## [SHORT TASK]
Return the number of lines that include the string "Renal", without any other text.
________________
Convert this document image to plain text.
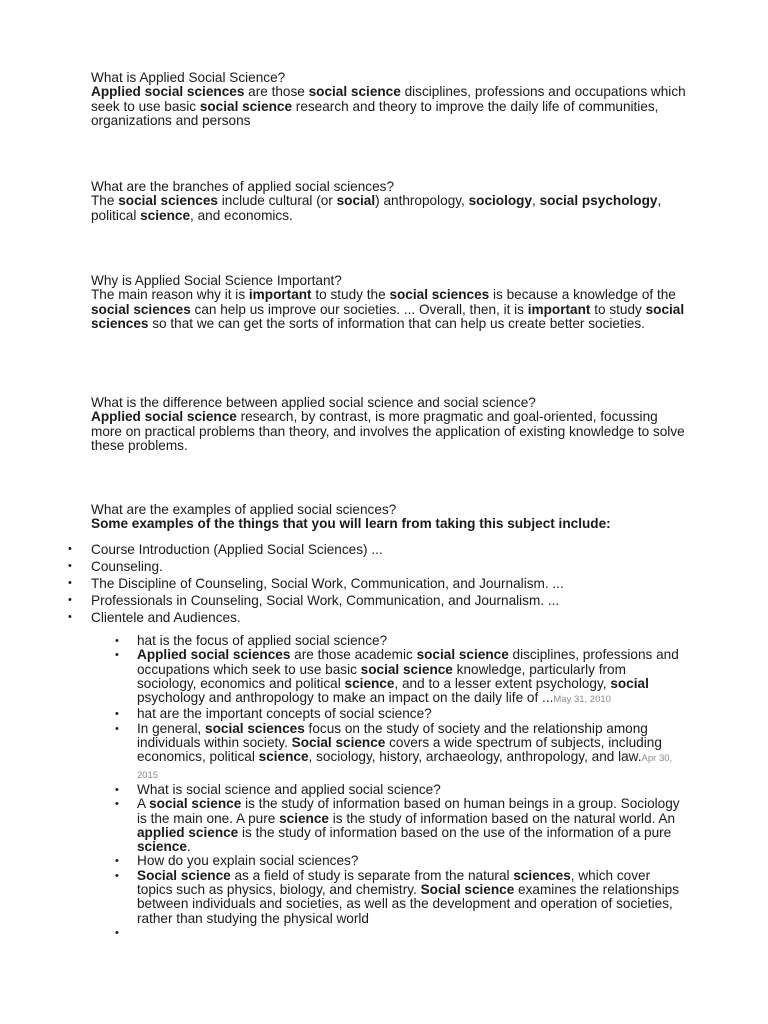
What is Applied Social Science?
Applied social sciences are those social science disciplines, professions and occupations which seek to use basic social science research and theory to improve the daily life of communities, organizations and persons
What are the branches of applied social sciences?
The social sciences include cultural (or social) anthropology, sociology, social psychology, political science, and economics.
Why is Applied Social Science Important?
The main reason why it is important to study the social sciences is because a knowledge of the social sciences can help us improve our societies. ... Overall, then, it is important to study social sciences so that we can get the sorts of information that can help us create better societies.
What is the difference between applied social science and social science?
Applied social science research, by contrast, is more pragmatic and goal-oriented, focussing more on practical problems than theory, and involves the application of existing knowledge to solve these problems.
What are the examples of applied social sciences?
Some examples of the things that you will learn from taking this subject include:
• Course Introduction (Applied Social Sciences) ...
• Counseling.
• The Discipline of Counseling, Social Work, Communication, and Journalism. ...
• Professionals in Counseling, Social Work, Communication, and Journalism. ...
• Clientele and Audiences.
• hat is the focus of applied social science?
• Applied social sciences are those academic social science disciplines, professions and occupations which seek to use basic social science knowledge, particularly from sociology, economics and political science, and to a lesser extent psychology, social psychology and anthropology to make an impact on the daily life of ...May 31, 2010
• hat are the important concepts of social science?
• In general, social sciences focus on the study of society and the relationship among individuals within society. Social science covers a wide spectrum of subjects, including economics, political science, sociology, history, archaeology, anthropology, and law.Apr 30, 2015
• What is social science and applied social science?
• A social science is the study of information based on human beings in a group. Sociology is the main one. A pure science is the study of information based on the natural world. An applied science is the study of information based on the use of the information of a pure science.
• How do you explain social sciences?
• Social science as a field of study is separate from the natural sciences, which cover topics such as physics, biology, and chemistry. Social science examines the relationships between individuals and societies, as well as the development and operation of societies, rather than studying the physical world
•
________________
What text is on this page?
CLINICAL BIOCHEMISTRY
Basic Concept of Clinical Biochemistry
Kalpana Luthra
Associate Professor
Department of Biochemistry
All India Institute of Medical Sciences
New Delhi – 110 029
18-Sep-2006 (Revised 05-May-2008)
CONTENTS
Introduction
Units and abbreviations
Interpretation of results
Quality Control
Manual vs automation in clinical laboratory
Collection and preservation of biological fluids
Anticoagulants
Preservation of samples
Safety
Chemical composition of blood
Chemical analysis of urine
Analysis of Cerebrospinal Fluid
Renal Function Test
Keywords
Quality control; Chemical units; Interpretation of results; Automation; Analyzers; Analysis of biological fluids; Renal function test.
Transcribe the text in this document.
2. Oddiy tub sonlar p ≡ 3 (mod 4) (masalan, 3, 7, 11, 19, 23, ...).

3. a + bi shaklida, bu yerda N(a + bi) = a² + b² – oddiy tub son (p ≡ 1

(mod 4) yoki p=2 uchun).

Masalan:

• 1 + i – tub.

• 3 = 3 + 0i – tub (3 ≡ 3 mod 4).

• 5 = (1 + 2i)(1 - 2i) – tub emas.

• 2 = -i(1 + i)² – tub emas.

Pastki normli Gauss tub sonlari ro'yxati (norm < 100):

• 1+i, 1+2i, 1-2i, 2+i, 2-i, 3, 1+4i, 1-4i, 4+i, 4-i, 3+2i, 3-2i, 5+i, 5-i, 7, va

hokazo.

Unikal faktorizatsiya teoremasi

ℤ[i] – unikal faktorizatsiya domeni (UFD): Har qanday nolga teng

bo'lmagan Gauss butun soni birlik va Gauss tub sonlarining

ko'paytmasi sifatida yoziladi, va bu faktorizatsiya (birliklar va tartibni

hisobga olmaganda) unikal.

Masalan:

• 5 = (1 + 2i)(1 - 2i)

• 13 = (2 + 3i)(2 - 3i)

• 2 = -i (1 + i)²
________________
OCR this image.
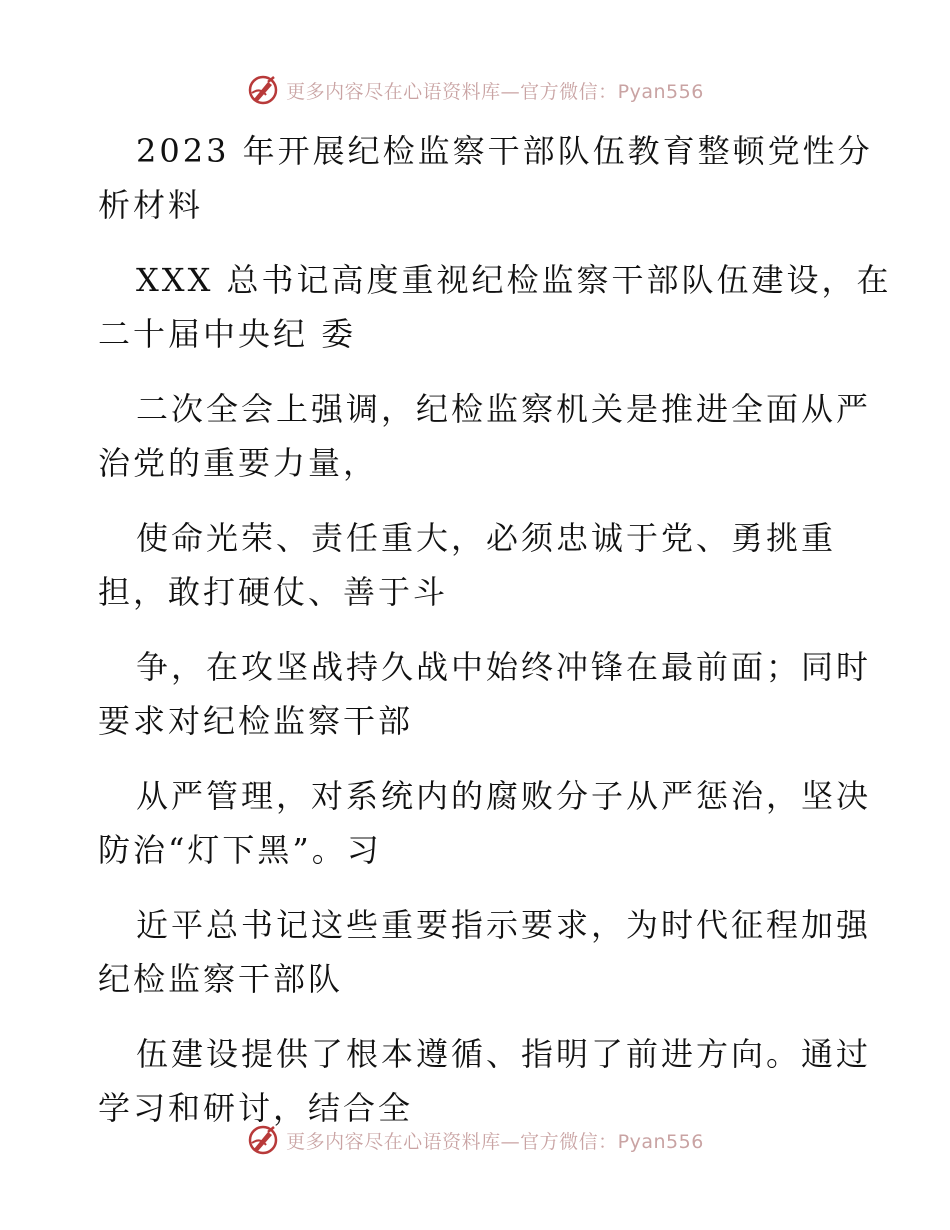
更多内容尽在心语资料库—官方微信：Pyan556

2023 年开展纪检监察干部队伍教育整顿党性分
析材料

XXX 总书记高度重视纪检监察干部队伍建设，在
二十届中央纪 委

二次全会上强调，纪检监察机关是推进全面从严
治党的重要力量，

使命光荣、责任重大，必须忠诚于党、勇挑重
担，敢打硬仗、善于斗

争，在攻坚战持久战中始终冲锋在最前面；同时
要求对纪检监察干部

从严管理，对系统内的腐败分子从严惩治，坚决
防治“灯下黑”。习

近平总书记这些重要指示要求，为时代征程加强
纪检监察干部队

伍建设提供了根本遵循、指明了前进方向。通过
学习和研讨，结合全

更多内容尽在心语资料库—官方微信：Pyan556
________________
## [SOLVED PROBLEM]
2